▸ Cuplikan Halaman

Ketika Sukarno Mengkritik PBB

Sejak berdiri pada 24 Oktober 1945, Perserikatan Bangsa-Bangsa (PBB) tidak pernah sepi dari kritik. Penyebabnya, lembaga ini selalu tak punya taring dalam menyelesaikan konflik global, terutama yang melibatkan Amerika Serikat (AS).

Sikap itu, termasuk dalam kasus genosida Israel terhadap rakyat Palestina. Di tengah krisis kemanusiaan parah di Gaza, Palestina, akibat serangan militer tanpa jeda oleh Israel, PBB lagi-lagi tak punya daya. Pada 5 Juni lalu, AS memveto resolusi Dewan Keamanan PBB yang menyerukan gencatan senjata dan akses kemanusiaan tanpa batas dengan segera di Gaza. Walhasil, PBB tak bisa bertindak untuk mengatasi krisis kemanusiaan di Gaza.

Pada 15 Juni lalu, Israel tiba-tiba melancarkan serangan ke wilayah Iran. Seperti biasa, Israel memakai dalih usang: Iran mengembangkan nuklir. Meski tindakan Israel itu melanggar kedaulatan negara lain dan berpotensi memperluas konflik di Timur Tengah, PBB tak bisa bertindak.

Terbaru, AS atas perintah Donald Trump, mengirim pesawat pengebom B-2 untuk menghancurkan tiga fasilitas nuklir Iran, yakni Fordow, Natanz, dan Esfahan. Meskipun lagi-lagi ini tindakan sepihak yang menerobos kedaulatan negara lain dan memprovokasi perang berskala luas, PBB hanya bisa menyampaikan keprihatinan dan seruan.

Ketidakmampuan PBB menjadi penengah yang adil dalam menyelesaikan konflik antarbangsa sudah lama menuai kritik. Salah satu kritik yang keras dan pedas pernah dilontarkan oleh Presiden Sukarno.

Pada 1960, saat Sidang Umum ke-15 PBB, presiden pertama Republik Indonesia itu melantangkan kritik terhadap PBB. Tidak hanya soal Irian Barat, tetapi juga nasib bangsa-bangsa yang diperlakukan tidak adil oleh kolonialisme dan imperialisme.

Dunia saat itu sedang menghadapi arus besar dekolonialisasi yang menyapu bangsa-bangsa di Asia dan Afrika. Banyak bangsa baru merdeka yang muncul. Sukarno menyebutnya dengan istilah zaman pembangunan bangsa-bangsa.

“Lambat dan tak terelakkan, atau cepat dan tak terelakkan, kemenangan perjuangan nasional adalah suatu kepastian,” kata Sukarno.

▸ Entri yang Disediakan
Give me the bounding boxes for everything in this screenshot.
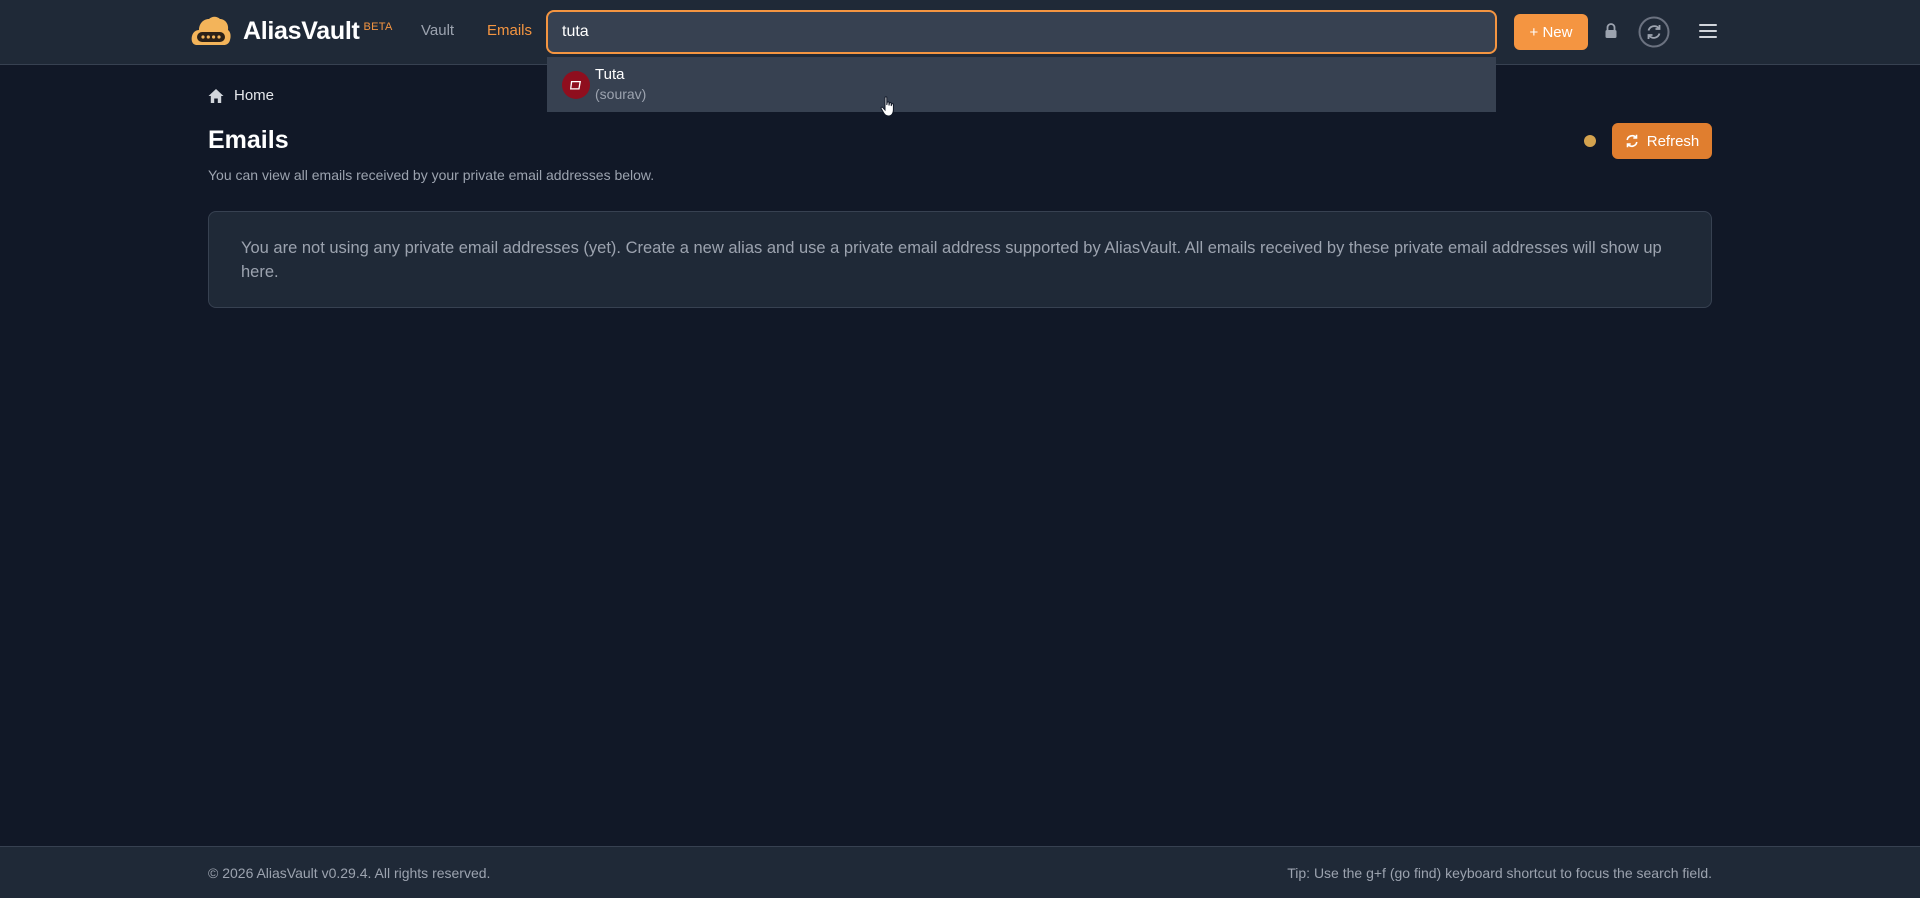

==

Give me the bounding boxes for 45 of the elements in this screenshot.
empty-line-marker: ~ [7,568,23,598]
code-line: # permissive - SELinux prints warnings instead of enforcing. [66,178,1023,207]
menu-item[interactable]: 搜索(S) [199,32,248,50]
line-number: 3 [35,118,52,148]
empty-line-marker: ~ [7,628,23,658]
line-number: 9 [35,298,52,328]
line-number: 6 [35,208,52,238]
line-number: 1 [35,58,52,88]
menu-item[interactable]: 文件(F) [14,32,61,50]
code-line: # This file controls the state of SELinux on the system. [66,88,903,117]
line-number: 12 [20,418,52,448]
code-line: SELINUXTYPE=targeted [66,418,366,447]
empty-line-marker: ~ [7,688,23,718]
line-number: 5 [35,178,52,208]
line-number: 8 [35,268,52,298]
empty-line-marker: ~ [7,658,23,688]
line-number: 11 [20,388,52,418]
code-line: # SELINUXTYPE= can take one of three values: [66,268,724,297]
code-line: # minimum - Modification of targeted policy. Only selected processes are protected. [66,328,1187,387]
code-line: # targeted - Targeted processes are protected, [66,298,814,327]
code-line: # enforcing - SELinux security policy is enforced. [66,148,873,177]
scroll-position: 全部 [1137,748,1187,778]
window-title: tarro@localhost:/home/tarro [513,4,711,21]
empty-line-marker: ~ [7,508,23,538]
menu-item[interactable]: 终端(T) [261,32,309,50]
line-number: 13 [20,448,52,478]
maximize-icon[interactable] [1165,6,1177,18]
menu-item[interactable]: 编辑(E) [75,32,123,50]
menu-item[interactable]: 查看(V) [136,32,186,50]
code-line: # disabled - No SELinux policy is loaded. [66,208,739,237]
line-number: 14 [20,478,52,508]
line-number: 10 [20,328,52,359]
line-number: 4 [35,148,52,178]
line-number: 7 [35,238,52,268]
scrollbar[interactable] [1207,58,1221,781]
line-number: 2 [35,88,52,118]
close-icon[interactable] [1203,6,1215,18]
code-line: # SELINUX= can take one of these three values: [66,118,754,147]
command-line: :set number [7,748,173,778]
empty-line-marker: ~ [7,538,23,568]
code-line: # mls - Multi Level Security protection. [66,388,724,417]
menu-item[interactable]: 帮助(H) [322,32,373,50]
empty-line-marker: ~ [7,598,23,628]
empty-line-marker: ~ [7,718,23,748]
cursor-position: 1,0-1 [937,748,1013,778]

...

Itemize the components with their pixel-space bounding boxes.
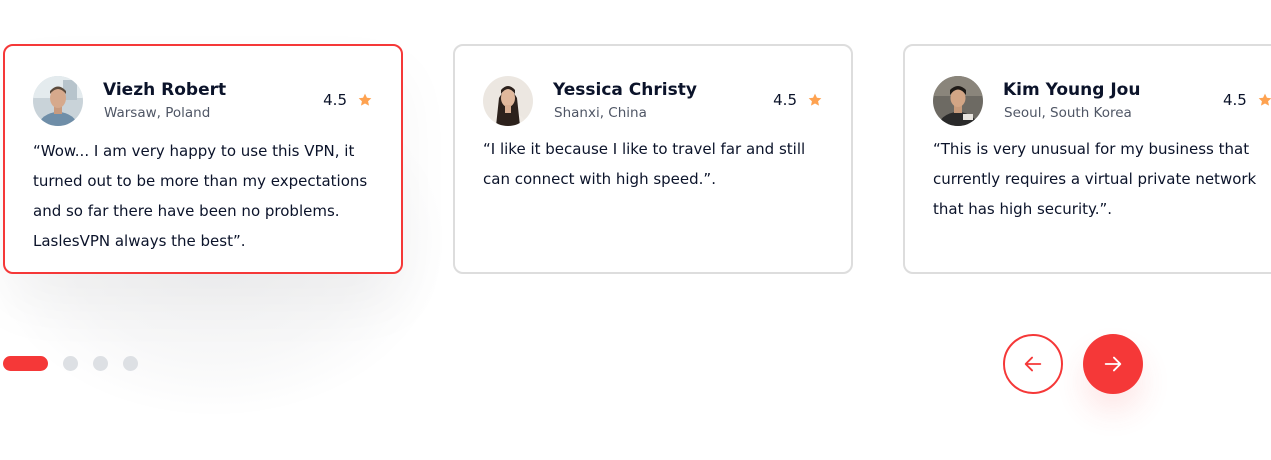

▸ Tugas Tertulis
1. Dalam cuplikan halaman tentang kritik Sukarno terhadap PBB, apa saja tiga fasilitas nuklir Iran yang dihancurkan oleh pesawat pengebom B-2 milik AS?
2. Tuliskan kembali bagian cuplikan halaman mulai dari "Pada 15 Juni" sampai dengan "keprihatinan dan seruan.", termasuk kedua batas tersebut.

▸ Jawaban Setiap Tugas
1. Fordow, Natanz, dan Esfahan.

2.
Pada 15 Juni lalu, Israel tiba-tiba melancarkan serangan ke wilayah Iran. Seperti biasa, Israel memakai dalih usang: Iran mengembangkan nuklir. Meski tindakan Israel itu melanggar kedaulatan negara lain dan berpotensi memperluas konflik di Timur Tengah, PBB tak bisa bertindak.

Terbaru, AS atas perintah Donald Trump, mengirim pesawat pengebom B-2 untuk menghancurkan tiga fasilitas nuklir Iran, yakni Fordow, Natanz, dan Esfahan. Meskipun lagi-lagi ini tindakan sepihak yang menerobos kedaulatan negara lain dan memprovokasi perang berskala luas, PBB hanya bisa menyampaikan keprihatinan dan seruan.